AIM:
Give only the number of lines in the listing below where the string "River" occurs.

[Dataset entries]

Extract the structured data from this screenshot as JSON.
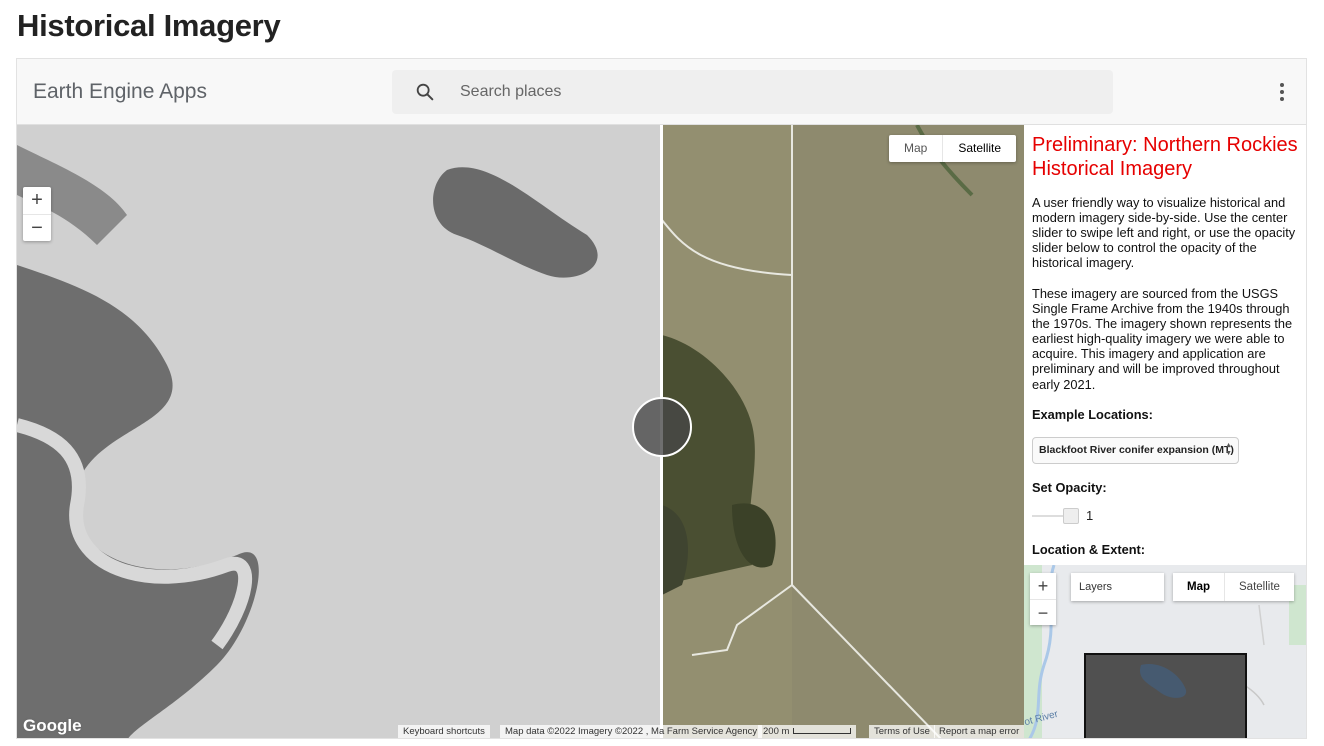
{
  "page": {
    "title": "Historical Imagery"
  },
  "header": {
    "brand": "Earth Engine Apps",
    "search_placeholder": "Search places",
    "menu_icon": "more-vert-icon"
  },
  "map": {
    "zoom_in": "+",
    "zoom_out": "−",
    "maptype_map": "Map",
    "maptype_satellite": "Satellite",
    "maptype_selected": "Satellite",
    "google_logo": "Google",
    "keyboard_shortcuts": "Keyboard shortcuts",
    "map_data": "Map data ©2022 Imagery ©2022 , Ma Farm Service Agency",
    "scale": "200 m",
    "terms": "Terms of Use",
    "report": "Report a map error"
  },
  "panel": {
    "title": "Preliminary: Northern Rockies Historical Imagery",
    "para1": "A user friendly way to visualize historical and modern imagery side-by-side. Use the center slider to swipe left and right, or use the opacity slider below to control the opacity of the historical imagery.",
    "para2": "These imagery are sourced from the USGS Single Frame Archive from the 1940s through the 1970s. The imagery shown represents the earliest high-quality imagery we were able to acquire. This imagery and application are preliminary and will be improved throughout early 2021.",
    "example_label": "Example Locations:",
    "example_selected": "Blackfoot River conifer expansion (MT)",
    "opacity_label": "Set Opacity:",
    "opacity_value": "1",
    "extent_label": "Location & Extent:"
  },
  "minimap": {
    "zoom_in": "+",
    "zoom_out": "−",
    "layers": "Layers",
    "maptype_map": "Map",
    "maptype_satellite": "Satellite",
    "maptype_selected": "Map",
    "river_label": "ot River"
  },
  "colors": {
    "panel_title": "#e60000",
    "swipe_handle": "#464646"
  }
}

--

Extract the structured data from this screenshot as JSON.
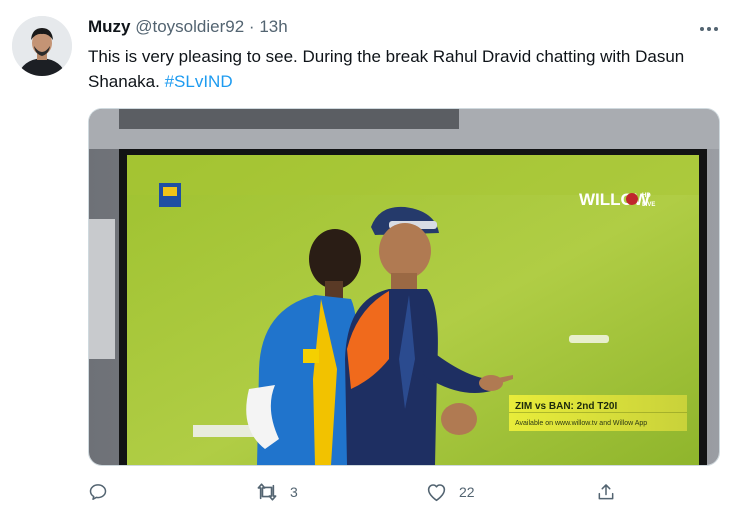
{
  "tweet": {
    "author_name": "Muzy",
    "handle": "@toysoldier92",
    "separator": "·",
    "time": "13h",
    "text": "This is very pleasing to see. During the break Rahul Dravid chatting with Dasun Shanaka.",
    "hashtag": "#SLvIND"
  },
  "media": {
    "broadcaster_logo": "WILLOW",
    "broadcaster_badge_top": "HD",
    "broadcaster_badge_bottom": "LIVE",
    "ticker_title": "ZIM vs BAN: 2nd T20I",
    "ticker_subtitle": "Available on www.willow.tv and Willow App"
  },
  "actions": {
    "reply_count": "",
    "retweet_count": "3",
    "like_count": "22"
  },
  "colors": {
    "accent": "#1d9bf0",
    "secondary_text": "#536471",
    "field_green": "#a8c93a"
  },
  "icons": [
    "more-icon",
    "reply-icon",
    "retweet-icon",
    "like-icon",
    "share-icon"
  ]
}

WRITTEN SOLUTION:
2